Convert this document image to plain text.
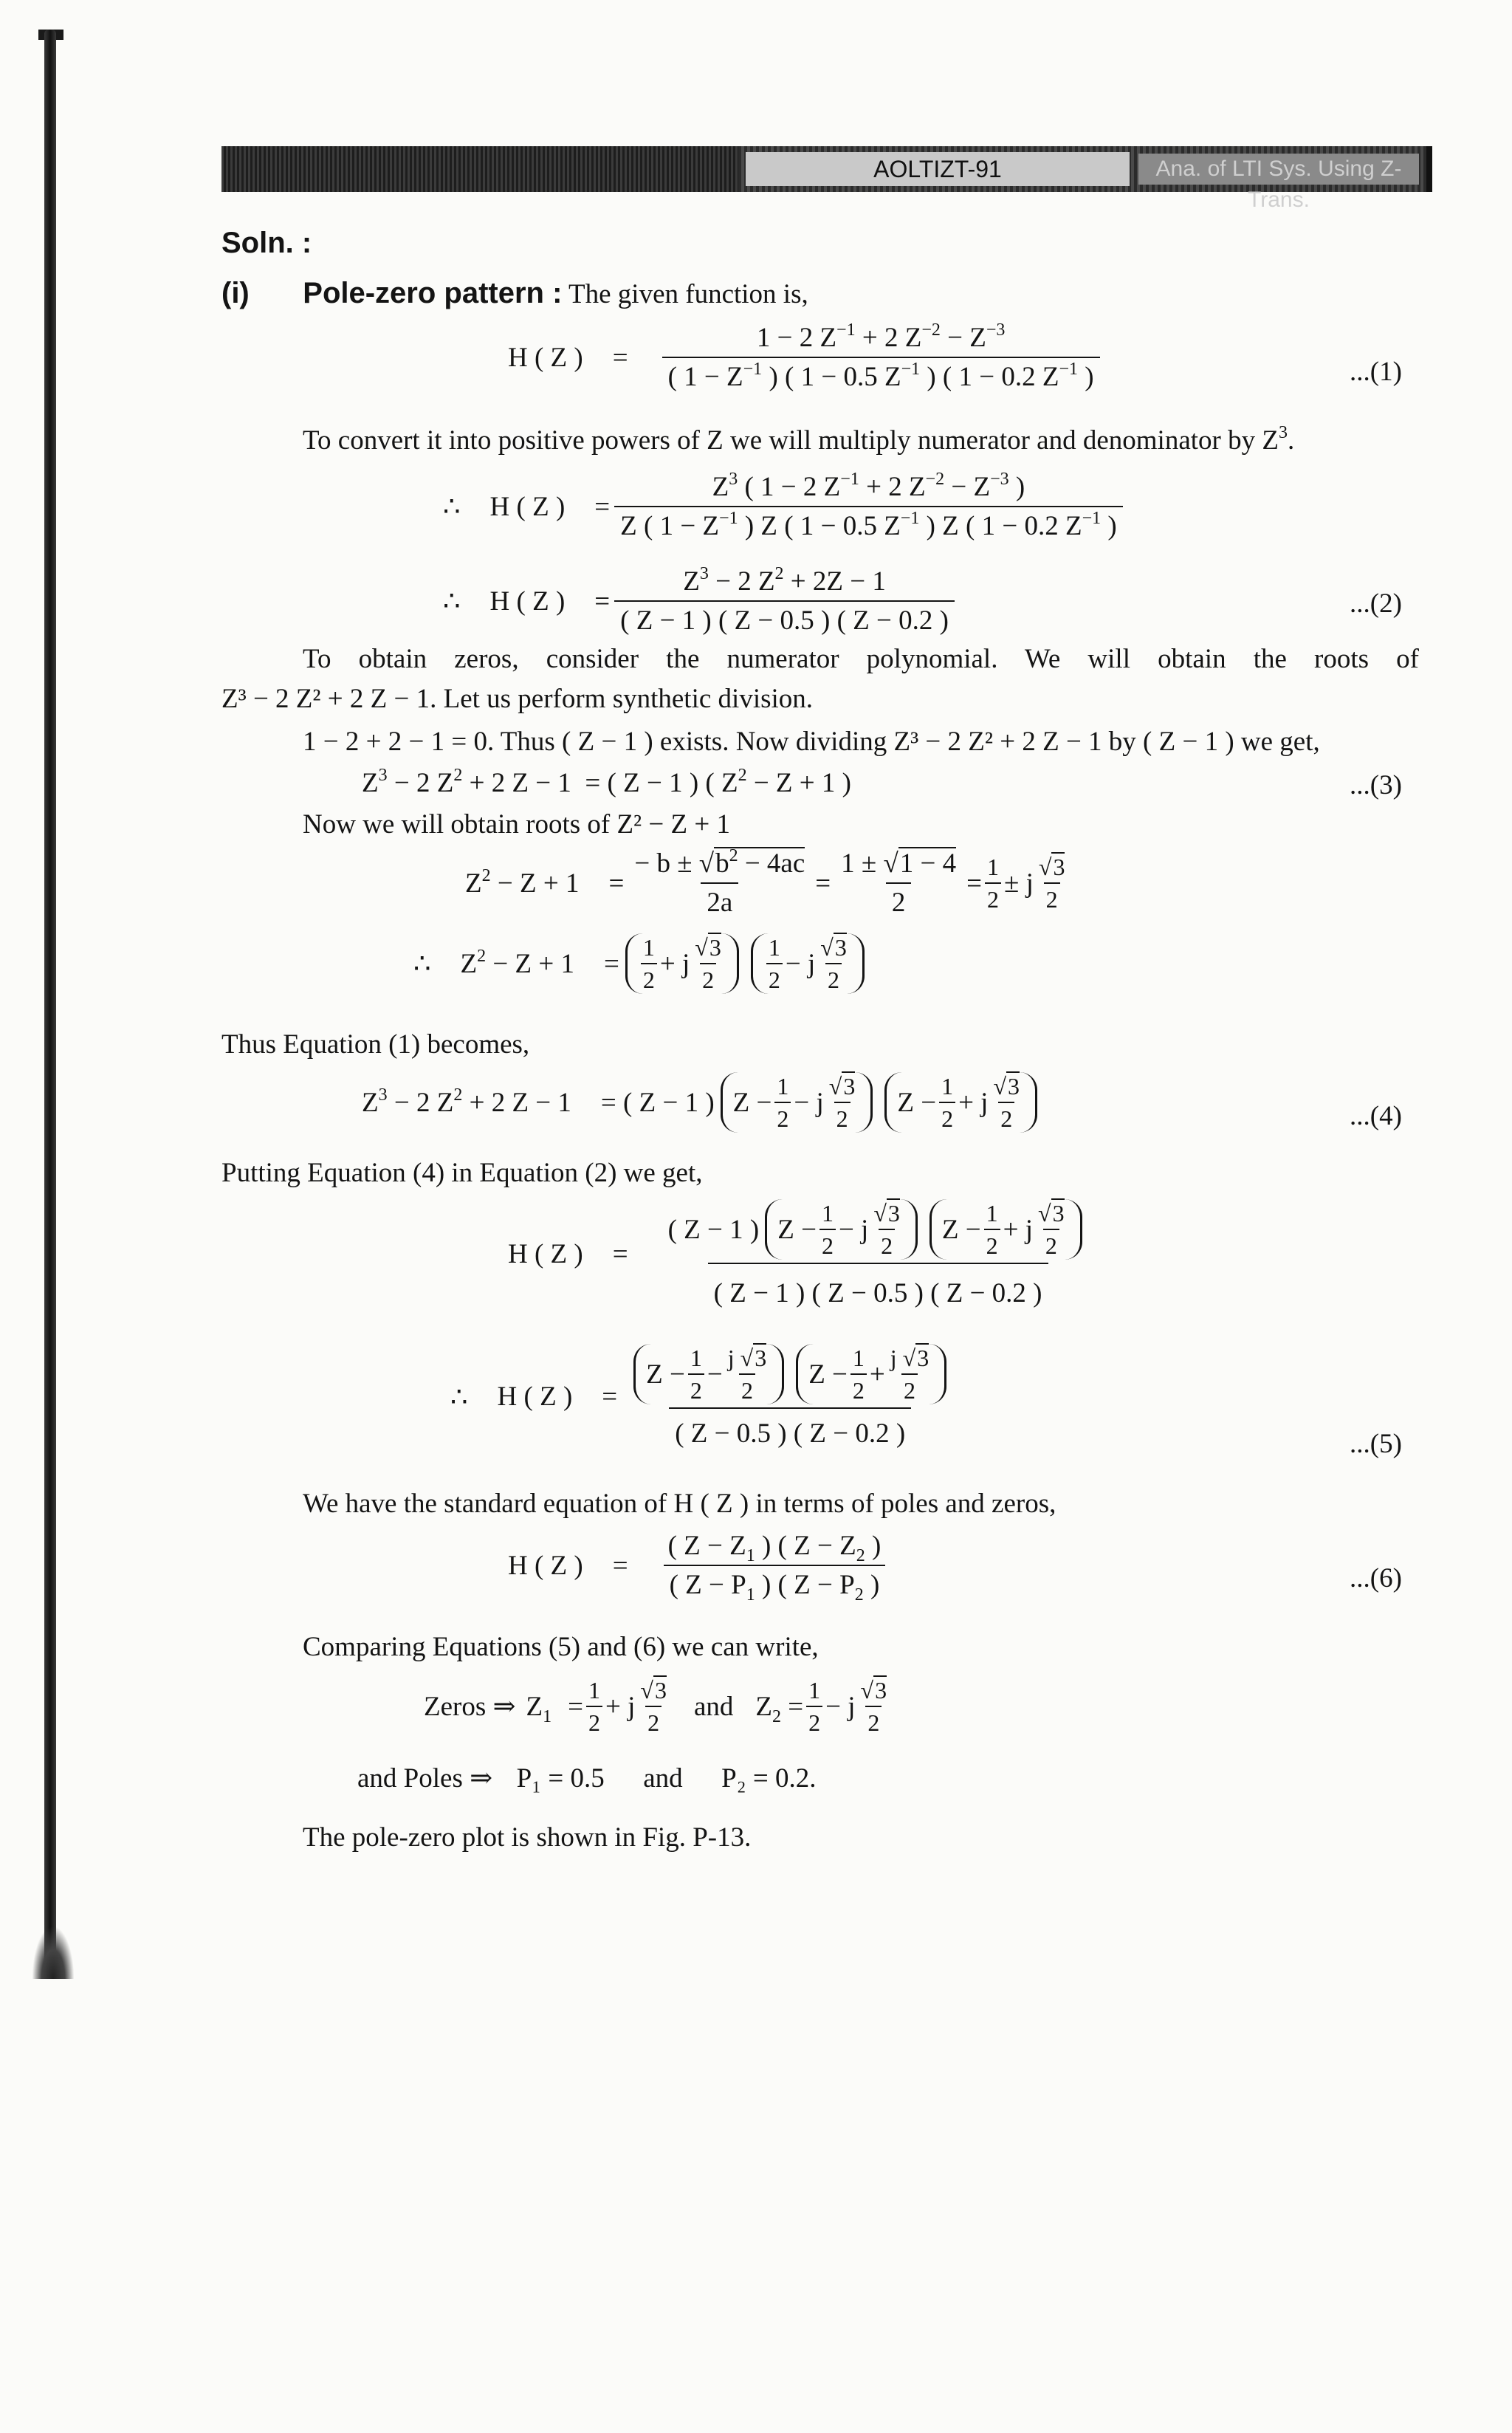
AOLTIZT-91	Ana. of LTI Sys. Using Z-Trans.
Soln. :
(i) Pole-zero pattern : The given function is,
H ( Z ) = $\frac{1 - 2 Z^{-1} + 2 Z^{-2} - Z^{-3}}{( 1 - Z^{-1} ) ( 1 - 0.5 Z^{-1} ) ( 1 - 0.2 Z^{-1} )}$	...(1)
To convert it into positive powers of Z we will multiply numerator and denominator by $Z^3$.
∴ H ( Z ) = $\frac{Z^3 ( 1 - 2 Z^{-1} + 2 Z^{-2} - Z^{-3} )}{Z ( 1 - Z^{-1} ) Z ( 1 - 0.5 Z^{-1} ) Z ( 1 - 0.2 Z^{-1} )}$
∴ H ( Z ) = $\frac{Z^3 - 2 Z^2 + 2Z - 1}{( Z - 1 ) ( Z - 0.5 ) ( Z - 0.2 )}$	...(2)
To obtain zeros, consider the numerator polynomial. We will obtain the roots of
Z³ − 2 Z² + 2 Z − 1. Let us perform synthetic division.
1 − 2 + 2 − 1 = 0. Thus ( Z − 1 ) exists. Now dividing Z³ − 2 Z² + 2 Z − 1 by ( Z − 1 ) we get,
$Z^3 - 2$ $Z^2 + 2$ Z − 1  = ( Z − 1 ) ( $Z^2 - Z + 1$ )	...(3)
Now we will obtain roots of Z² − Z + 1
$Z^2 - Z + 1 = \frac{- b \pm √b^2 - 4ac}{2a} = \frac{1 \pm √1 - 4}{2} = \frac{1}{2} \pm j$
√3
2
∴ $Z^2 - Z + 1$ =
1
2
+ j
√3
2
1
2
− j
√3
2
Thus Equation (1) becomes,
$Z^3 - 2$ $Z^2 + 2$ Z − 1 = ( Z − 1 ) Z −
1
2
− j
√3
2
Z −
1
2
+ j
√3
2	...(4)
Putting Equation (4) in Equation (2) we get,
H ( Z ) = ( Z − 1 ) Z −
1
2
− j
√3
2
Z −
1
2
+ j
√3
2
( Z − 1 ) ( Z − 0.5 ) ( Z − 0.2 )
∴ H ( Z ) = Z −
1
2
−
j √3
2
Z −
1
2
+
j √3
2
( Z − 0.5 ) ( Z − 0.2 )	...(5)
We have the standard equation of H ( Z ) in terms of poles and zeros,
H ( Z ) = $\frac{( Z - Z_1 ) ( Z - Z_2 )}{( Z - P_1 ) ( Z - P_2 )}$	...(6)
Comparing Equations (5) and (6) we can write,
Zeros ⇒ $Z_1 = \frac{1}{2} + j$
√3
2
and $Z_2 = \frac{1}{2} - j$
√3
2
and Poles ⇒ P₁ = 0.5 and P₂ = 0.2.
The pole-zero plot is shown in Fig. P-13.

◆ ◆ ◆ ◆ ◆ ◆ ◆

(Exercise brief) From the records given above, copy all lines containing "obtain".

(Output for this exercise)
To obtain zeros, consider the numerator polynomial. We will obtain the roots of
Now we will obtain roots of Z² − Z + 1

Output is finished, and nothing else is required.